>> BEGIN Supplied records
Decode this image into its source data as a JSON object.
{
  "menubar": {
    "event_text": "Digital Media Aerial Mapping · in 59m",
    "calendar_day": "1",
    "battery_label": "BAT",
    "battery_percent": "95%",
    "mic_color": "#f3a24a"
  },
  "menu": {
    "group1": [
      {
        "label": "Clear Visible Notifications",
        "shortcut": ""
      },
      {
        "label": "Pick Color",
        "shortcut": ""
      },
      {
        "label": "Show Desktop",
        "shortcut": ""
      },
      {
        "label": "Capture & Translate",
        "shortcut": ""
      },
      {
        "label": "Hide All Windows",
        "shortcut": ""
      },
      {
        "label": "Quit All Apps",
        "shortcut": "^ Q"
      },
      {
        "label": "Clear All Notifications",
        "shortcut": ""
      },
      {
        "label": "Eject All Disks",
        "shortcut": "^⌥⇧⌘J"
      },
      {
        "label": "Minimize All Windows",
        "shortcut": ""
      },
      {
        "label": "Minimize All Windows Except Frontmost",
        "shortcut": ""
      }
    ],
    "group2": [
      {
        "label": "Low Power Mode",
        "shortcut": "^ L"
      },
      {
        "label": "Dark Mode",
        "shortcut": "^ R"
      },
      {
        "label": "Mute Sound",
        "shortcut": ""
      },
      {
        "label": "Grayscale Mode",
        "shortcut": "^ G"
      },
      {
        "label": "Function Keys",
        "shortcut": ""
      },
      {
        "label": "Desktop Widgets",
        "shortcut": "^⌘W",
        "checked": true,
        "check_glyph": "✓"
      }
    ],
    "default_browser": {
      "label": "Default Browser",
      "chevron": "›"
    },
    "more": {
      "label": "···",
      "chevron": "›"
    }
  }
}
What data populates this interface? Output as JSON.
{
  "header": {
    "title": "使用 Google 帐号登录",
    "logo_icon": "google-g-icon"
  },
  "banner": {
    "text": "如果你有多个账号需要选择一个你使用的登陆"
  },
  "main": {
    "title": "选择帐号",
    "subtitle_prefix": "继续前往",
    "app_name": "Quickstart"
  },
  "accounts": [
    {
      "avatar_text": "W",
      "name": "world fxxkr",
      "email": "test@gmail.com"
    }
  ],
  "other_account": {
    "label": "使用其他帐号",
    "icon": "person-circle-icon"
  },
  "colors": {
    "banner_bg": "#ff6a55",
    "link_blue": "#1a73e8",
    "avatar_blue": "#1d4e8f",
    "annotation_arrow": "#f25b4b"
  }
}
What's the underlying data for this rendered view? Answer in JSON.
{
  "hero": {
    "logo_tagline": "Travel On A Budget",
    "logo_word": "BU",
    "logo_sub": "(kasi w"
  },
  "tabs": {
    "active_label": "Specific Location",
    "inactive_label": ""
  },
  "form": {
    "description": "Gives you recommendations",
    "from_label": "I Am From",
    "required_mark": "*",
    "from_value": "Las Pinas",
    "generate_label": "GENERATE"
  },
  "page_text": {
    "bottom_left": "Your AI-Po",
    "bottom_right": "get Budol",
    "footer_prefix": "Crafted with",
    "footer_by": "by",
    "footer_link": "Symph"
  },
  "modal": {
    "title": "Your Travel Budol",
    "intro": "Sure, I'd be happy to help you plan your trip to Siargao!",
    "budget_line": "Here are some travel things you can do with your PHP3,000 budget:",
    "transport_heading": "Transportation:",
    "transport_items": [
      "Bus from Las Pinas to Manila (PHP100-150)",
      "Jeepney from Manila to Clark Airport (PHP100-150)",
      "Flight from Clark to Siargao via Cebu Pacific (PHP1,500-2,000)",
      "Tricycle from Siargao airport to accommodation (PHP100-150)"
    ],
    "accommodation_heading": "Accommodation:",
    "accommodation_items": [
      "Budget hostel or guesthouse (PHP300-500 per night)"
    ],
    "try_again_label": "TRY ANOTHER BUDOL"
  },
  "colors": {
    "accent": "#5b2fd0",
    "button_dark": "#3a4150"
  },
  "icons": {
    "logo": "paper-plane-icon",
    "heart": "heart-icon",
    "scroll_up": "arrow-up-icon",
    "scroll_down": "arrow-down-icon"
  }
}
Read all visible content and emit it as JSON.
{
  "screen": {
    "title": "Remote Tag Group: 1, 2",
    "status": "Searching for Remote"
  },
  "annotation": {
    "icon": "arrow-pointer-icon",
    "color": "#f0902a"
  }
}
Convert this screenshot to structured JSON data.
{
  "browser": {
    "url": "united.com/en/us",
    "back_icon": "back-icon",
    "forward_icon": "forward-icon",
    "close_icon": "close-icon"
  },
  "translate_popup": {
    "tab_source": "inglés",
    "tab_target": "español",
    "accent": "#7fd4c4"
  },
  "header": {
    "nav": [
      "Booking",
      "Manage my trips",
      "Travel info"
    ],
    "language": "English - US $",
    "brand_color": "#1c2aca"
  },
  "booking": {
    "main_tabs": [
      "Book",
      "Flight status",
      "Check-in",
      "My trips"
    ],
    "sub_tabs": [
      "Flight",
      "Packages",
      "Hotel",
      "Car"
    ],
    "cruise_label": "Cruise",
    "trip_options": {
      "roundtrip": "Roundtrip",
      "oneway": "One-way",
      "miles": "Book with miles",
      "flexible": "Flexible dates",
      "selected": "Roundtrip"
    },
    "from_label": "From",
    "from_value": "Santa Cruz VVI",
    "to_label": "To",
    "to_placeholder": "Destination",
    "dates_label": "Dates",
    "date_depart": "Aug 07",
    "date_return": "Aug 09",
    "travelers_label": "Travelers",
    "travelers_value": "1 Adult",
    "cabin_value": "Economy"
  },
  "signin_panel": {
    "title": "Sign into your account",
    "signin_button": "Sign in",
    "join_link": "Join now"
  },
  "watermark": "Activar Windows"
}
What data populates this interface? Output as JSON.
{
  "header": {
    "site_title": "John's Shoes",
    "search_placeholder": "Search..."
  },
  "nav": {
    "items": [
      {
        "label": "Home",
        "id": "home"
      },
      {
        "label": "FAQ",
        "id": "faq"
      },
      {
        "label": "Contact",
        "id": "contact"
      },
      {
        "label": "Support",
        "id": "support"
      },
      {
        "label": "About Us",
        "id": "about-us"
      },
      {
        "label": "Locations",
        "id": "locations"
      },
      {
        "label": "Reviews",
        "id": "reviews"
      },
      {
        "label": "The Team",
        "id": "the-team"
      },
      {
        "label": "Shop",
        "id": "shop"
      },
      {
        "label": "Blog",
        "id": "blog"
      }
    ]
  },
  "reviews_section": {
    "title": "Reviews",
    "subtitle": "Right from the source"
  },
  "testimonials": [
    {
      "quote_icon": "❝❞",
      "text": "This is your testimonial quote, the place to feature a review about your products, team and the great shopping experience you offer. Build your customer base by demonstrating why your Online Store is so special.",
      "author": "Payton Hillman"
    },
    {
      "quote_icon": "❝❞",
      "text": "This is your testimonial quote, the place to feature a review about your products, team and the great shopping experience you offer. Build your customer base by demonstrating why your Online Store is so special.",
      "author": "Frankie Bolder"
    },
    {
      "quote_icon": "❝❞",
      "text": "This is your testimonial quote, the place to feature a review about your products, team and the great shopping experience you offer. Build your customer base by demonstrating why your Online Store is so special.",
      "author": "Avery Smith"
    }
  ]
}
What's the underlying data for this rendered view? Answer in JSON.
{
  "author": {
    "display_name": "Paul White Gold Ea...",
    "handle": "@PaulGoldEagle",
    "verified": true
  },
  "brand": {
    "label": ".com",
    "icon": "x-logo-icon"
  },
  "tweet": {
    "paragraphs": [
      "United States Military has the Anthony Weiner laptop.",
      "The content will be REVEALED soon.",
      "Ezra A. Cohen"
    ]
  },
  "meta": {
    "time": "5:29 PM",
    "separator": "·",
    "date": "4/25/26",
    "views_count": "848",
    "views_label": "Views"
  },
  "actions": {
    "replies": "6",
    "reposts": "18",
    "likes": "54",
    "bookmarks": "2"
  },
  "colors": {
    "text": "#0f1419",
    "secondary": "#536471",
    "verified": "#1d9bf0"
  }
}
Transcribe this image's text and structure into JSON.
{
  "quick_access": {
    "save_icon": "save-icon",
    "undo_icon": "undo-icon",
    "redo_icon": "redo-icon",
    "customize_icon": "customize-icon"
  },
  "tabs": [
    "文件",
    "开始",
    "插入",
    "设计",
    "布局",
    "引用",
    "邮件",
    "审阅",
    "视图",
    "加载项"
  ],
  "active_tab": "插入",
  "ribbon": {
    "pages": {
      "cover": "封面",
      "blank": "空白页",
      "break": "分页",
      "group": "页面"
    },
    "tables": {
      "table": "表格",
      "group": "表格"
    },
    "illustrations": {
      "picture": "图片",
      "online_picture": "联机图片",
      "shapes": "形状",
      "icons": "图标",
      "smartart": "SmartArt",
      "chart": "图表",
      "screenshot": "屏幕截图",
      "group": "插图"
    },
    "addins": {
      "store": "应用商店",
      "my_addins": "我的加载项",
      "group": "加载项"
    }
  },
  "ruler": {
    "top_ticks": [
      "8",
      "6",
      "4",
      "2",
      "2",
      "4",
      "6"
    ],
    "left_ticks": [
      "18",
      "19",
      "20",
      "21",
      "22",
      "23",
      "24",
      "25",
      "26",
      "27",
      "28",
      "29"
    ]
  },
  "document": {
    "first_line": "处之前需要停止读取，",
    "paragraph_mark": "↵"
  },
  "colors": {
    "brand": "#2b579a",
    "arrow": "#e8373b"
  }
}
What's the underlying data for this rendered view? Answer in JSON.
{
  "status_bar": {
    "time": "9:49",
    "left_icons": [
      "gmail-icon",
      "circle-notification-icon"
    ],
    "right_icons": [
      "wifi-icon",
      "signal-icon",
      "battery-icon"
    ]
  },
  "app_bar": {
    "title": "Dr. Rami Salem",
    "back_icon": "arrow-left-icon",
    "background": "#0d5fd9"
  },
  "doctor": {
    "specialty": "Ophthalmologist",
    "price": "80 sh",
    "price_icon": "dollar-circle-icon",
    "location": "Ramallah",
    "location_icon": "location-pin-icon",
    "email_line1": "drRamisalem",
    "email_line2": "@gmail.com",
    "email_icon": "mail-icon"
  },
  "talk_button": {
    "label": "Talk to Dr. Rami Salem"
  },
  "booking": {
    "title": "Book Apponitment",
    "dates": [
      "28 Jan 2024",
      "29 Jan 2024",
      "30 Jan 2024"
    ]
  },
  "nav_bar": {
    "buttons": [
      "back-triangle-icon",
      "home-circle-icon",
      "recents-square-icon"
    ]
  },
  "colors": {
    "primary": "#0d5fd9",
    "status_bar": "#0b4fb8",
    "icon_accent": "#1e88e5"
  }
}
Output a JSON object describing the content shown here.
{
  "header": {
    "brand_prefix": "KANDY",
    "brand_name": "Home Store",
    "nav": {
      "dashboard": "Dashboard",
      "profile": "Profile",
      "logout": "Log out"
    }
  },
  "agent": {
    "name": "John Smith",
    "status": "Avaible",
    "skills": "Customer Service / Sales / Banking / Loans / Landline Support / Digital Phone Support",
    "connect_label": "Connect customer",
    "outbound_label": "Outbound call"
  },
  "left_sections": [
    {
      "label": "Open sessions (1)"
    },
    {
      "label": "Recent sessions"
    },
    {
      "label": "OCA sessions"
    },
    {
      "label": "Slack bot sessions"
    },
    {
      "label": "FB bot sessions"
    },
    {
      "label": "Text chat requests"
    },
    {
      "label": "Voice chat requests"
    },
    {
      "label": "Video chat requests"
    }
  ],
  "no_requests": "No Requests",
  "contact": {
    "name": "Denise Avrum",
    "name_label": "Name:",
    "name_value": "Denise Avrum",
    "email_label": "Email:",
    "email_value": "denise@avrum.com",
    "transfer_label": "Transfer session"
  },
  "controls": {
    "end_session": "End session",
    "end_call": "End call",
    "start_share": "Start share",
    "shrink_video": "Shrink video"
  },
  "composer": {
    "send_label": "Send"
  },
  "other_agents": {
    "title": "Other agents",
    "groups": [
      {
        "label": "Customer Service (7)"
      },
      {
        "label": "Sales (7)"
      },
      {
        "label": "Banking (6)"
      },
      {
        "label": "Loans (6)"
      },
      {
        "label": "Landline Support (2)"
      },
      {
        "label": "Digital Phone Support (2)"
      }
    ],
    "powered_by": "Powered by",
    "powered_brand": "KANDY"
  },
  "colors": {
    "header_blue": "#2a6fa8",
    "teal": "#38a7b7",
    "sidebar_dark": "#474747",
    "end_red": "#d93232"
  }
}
>> END Supplied records
What the task requires ▸ Gather all lines with the string "Siargao" from the data.

Exercise solution ▸
    "intro": "Sure, I'd be happy to help you plan your trip to Siargao!",
      "Flight from Clark to Siargao via Cebu Pacific (PHP1,500-2,000)",
      "Tricycle from Siargao airport to accommodation (PHP100-150)"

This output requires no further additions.